Records for this task -
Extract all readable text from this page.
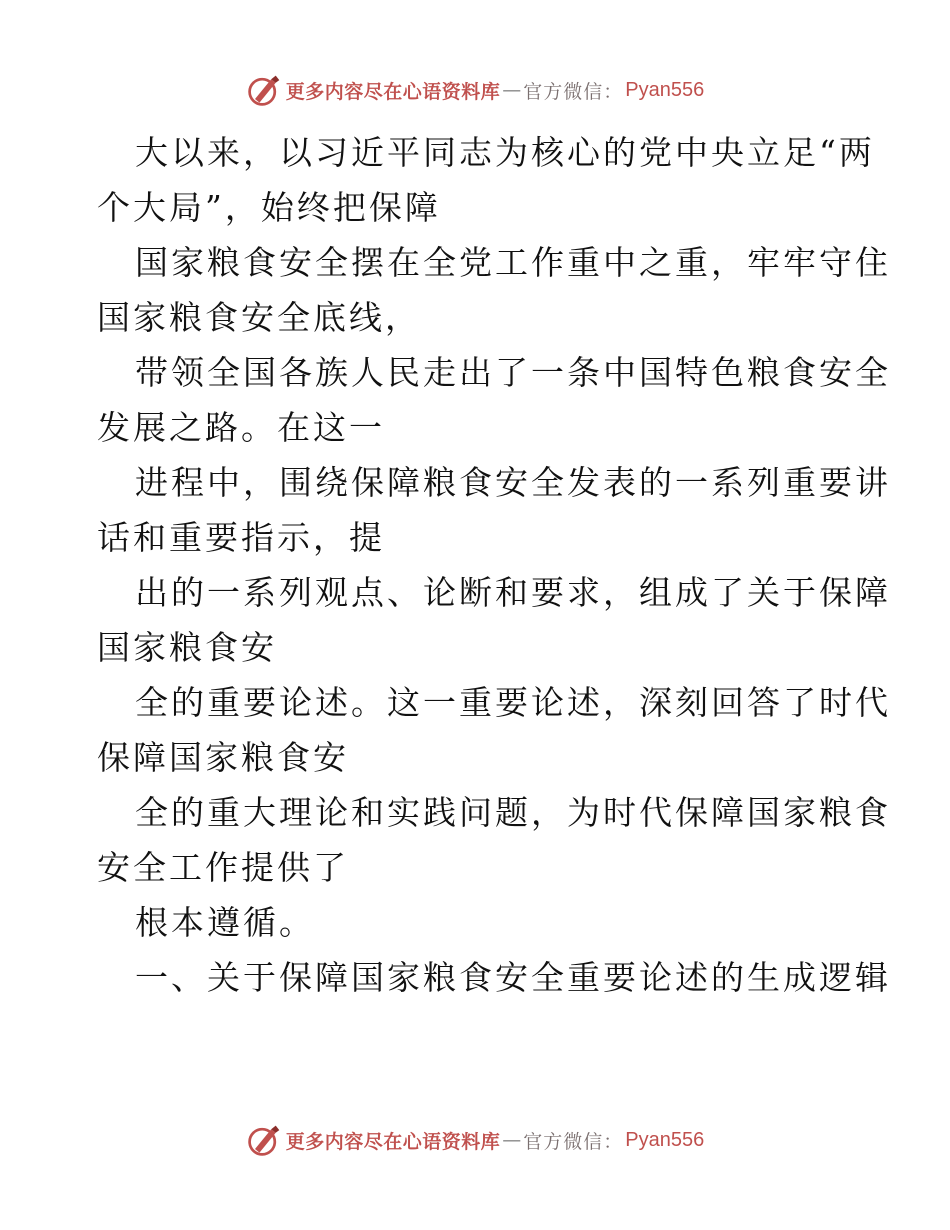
更多内容尽在心语资料库 — 官方微信： Pyan556
大以来，以习近平同志为核心的党中央立足“两
个大局”，始终把保障
国家粮食安全摆在全党工作重中之重，牢牢守住
国家粮食安全底线，
带领全国各族人民走出了一条中国特色粮食安全
发展之路。在这一
进程中，围绕保障粮食安全发表的一系列重要讲
话和重要指示，提
出的一系列观点、论断和要求，组成了关于保障
国家粮食安
全的重要论述。这一重要论述，深刻回答了时代
保障国家粮食安
全的重大理论和实践问题，为时代保障国家粮食
安全工作提供了
根本遵循。
一、关于保障国家粮食安全重要论述的生成逻辑
更多内容尽在心语资料库 — 官方微信： Pyan556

Work to complete - Repeat the material exactly as it reads, without any of its pictures.

Response to this exercise -
Extract all readable text from this page.
更多内容尽在心语资料库 — 官方微信： Pyan556
大以来，以习近平同志为核心的党中央立足“两
个大局”，始终把保障
国家粮食安全摆在全党工作重中之重，牢牢守住
国家粮食安全底线，
带领全国各族人民走出了一条中国特色粮食安全
发展之路。在这一
进程中，围绕保障粮食安全发表的一系列重要讲
话和重要指示，提
出的一系列观点、论断和要求，组成了关于保障
国家粮食安
全的重要论述。这一重要论述，深刻回答了时代
保障国家粮食安
全的重大理论和实践问题，为时代保障国家粮食
安全工作提供了
根本遵循。
一、关于保障国家粮食安全重要论述的生成逻辑
更多内容尽在心语资料库 — 官方微信： Pyan556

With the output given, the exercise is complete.